**Aim**
Your copy of the material must match it exactly, except that pictures are dropped.

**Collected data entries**
● ● ●
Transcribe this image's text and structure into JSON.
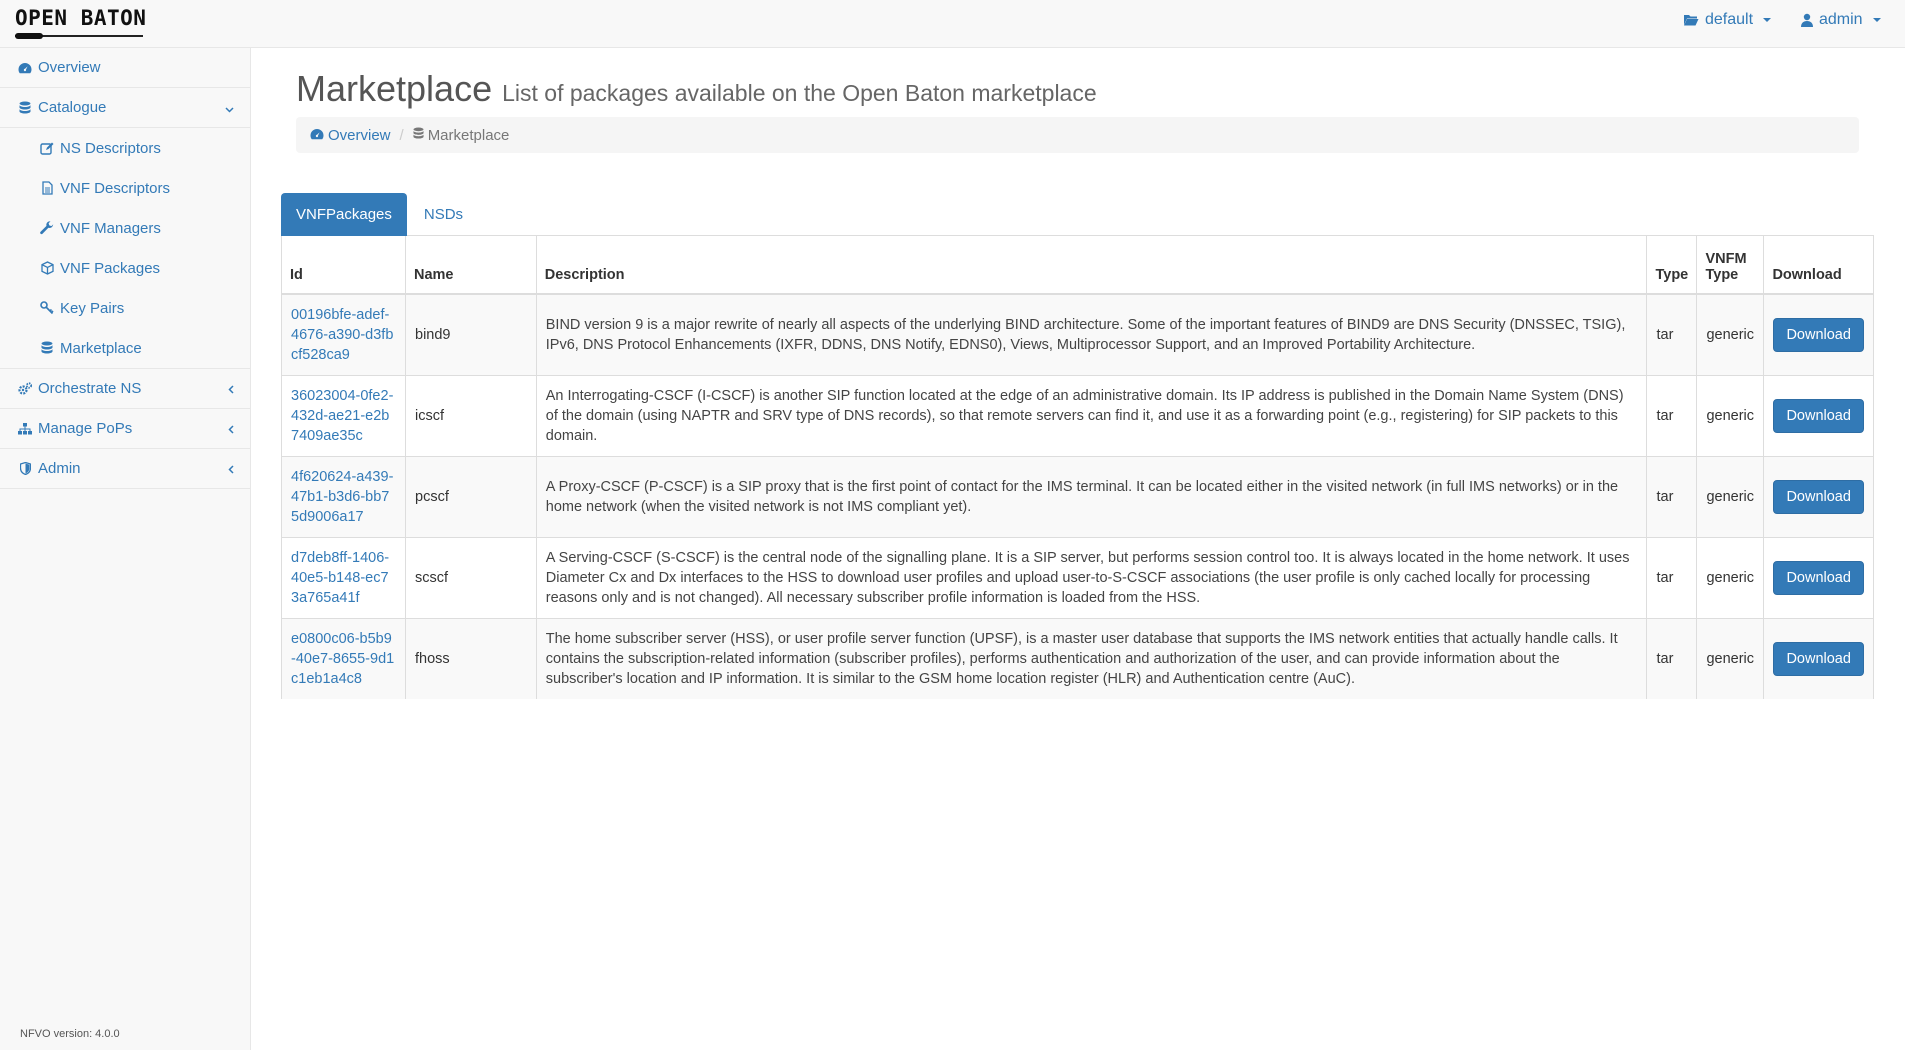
{
  "brand": "OPEN BATON",
  "topnav": {
    "project": "default",
    "user": "admin"
  },
  "sidebar": {
    "overview": "Overview",
    "catalogue": "Catalogue",
    "catalogue_items": [
      {
        "label": "NS Descriptors",
        "icon": "edit-icon"
      },
      {
        "label": "VNF Descriptors",
        "icon": "file-icon"
      },
      {
        "label": "VNF Managers",
        "icon": "wrench-icon"
      },
      {
        "label": "VNF Packages",
        "icon": "cube-icon"
      },
      {
        "label": "Key Pairs",
        "icon": "key-icon"
      },
      {
        "label": "Marketplace",
        "icon": "database-icon"
      }
    ],
    "orchestrate": "Orchestrate NS",
    "pops": "Manage PoPs",
    "admin": "Admin",
    "version": "NFVO version: 4.0.0"
  },
  "page": {
    "title": "Marketplace",
    "subtitle": "List of packages available on the Open Baton marketplace"
  },
  "breadcrumb": {
    "home": "Overview",
    "current": "Marketplace"
  },
  "tabs": [
    "VNFPackages",
    "NSDs"
  ],
  "table": {
    "headers": [
      "Id",
      "Name",
      "Description",
      "Type",
      "VNFM Type",
      "Download"
    ],
    "rows": [
      {
        "id": "00196bfe-adef-4676-a390-d3fbcf528ca9",
        "name": "bind9",
        "description": "BIND version 9 is a major rewrite of nearly all aspects of the underlying BIND architecture. Some of the important features of BIND9 are DNS Security (DNSSEC, TSIG), IPv6, DNS Protocol Enhancements (IXFR, DDNS, DNS Notify, EDNS0), Views, Multiprocessor Support, and an Improved Portability Architecture.",
        "type": "tar",
        "vnfm_type": "generic",
        "download": "Download"
      },
      {
        "id": "36023004-0fe2-432d-ae21-e2b7409ae35c",
        "name": "icscf",
        "description": "An Interrogating-CSCF (I-CSCF) is another SIP function located at the edge of an administrative domain. Its IP address is published in the Domain Name System (DNS) of the domain (using NAPTR and SRV type of DNS records), so that remote servers can find it, and use it as a forwarding point (e.g., registering) for SIP packets to this domain.",
        "type": "tar",
        "vnfm_type": "generic",
        "download": "Download"
      },
      {
        "id": "4f620624-a439-47b1-b3d6-bb75d9006a17",
        "name": "pcscf",
        "description": "A Proxy-CSCF (P-CSCF) is a SIP proxy that is the first point of contact for the IMS terminal. It can be located either in the visited network (in full IMS networks) or in the home network (when the visited network is not IMS compliant yet).",
        "type": "tar",
        "vnfm_type": "generic",
        "download": "Download"
      },
      {
        "id": "d7deb8ff-1406-40e5-b148-ec73a765a41f",
        "name": "scscf",
        "description": "A Serving-CSCF (S-CSCF) is the central node of the signalling plane. It is a SIP server, but performs session control too. It is always located in the home network. It uses Diameter Cx and Dx interfaces to the HSS to download user profiles and upload user-to-S-CSCF associations (the user profile is only cached locally for processing reasons only and is not changed). All necessary subscriber profile information is loaded from the HSS.",
        "type": "tar",
        "vnfm_type": "generic",
        "download": "Download"
      },
      {
        "id": "e0800c06-b5b9-40e7-8655-9d1c1eb1a4c8",
        "name": "fhoss",
        "description": "The home subscriber server (HSS), or user profile server function (UPSF), is a master user database that supports the IMS network entities that actually handle calls. It contains the subscription-related information (subscriber profiles), performs authentication and authorization of the user, and can provide information about the subscriber's location and IP information. It is similar to the GSM home location register (HLR) and Authentication centre (AuC).",
        "type": "tar",
        "vnfm_type": "generic",
        "download": "Download"
      }
    ]
  },
  "colors": {
    "link": "#337ab7",
    "sidebar_bg": "#f8f8f8",
    "border": "#e7e7e7"
  }
}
● ● ●
**Response**
Transcribe this image's text and structure into JSON.
{
  "brand": "OPEN BATON",
  "topnav": {
    "project": "default",
    "user": "admin"
  },
  "sidebar": {
    "overview": "Overview",
    "catalogue": "Catalogue",
    "catalogue_items": [
      {
        "label": "NS Descriptors",
        "icon": "edit-icon"
      },
      {
        "label": "VNF Descriptors",
        "icon": "file-icon"
      },
      {
        "label": "VNF Managers",
        "icon": "wrench-icon"
      },
      {
        "label": "VNF Packages",
        "icon": "cube-icon"
      },
      {
        "label": "Key Pairs",
        "icon": "key-icon"
      },
      {
        "label": "Marketplace",
        "icon": "database-icon"
      }
    ],
    "orchestrate": "Orchestrate NS",
    "pops": "Manage PoPs",
    "admin": "Admin",
    "version": "NFVO version: 4.0.0"
  },
  "page": {
    "title": "Marketplace",
    "subtitle": "List of packages available on the Open Baton marketplace"
  },
  "breadcrumb": {
    "home": "Overview",
    "current": "Marketplace"
  },
  "tabs": [
    "VNFPackages",
    "NSDs"
  ],
  "table": {
    "headers": [
      "Id",
      "Name",
      "Description",
      "Type",
      "VNFM Type",
      "Download"
    ],
    "rows": [
      {
        "id": "00196bfe-adef-4676-a390-d3fbcf528ca9",
        "name": "bind9",
        "description": "BIND version 9 is a major rewrite of nearly all aspects of the underlying BIND architecture. Some of the important features of BIND9 are DNS Security (DNSSEC, TSIG), IPv6, DNS Protocol Enhancements (IXFR, DDNS, DNS Notify, EDNS0), Views, Multiprocessor Support, and an Improved Portability Architecture.",
        "type": "tar",
        "vnfm_type": "generic",
        "download": "Download"
      },
      {
        "id": "36023004-0fe2-432d-ae21-e2b7409ae35c",
        "name": "icscf",
        "description": "An Interrogating-CSCF (I-CSCF) is another SIP function located at the edge of an administrative domain. Its IP address is published in the Domain Name System (DNS) of the domain (using NAPTR and SRV type of DNS records), so that remote servers can find it, and use it as a forwarding point (e.g., registering) for SIP packets to this domain.",
        "type": "tar",
        "vnfm_type": "generic",
        "download": "Download"
      },
      {
        "id": "4f620624-a439-47b1-b3d6-bb75d9006a17",
        "name": "pcscf",
        "description": "A Proxy-CSCF (P-CSCF) is a SIP proxy that is the first point of contact for the IMS terminal. It can be located either in the visited network (in full IMS networks) or in the home network (when the visited network is not IMS compliant yet).",
        "type": "tar",
        "vnfm_type": "generic",
        "download": "Download"
      },
      {
        "id": "d7deb8ff-1406-40e5-b148-ec73a765a41f",
        "name": "scscf",
        "description": "A Serving-CSCF (S-CSCF) is the central node of the signalling plane. It is a SIP server, but performs session control too. It is always located in the home network. It uses Diameter Cx and Dx interfaces to the HSS to download user profiles and upload user-to-S-CSCF associations (the user profile is only cached locally for processing reasons only and is not changed). All necessary subscriber profile information is loaded from the HSS.",
        "type": "tar",
        "vnfm_type": "generic",
        "download": "Download"
      },
      {
        "id": "e0800c06-b5b9-40e7-8655-9d1c1eb1a4c8",
        "name": "fhoss",
        "description": "The home subscriber server (HSS), or user profile server function (UPSF), is a master user database that supports the IMS network entities that actually handle calls. It contains the subscription-related information (subscriber profiles), performs authentication and authorization of the user, and can provide information about the subscriber's location and IP information. It is similar to the GSM home location register (HLR) and Authentication centre (AuC).",
        "type": "tar",
        "vnfm_type": "generic",
        "download": "Download"
      }
    ]
  },
  "colors": {
    "link": "#337ab7",
    "sidebar_bg": "#f8f8f8",
    "border": "#e7e7e7"
  }
}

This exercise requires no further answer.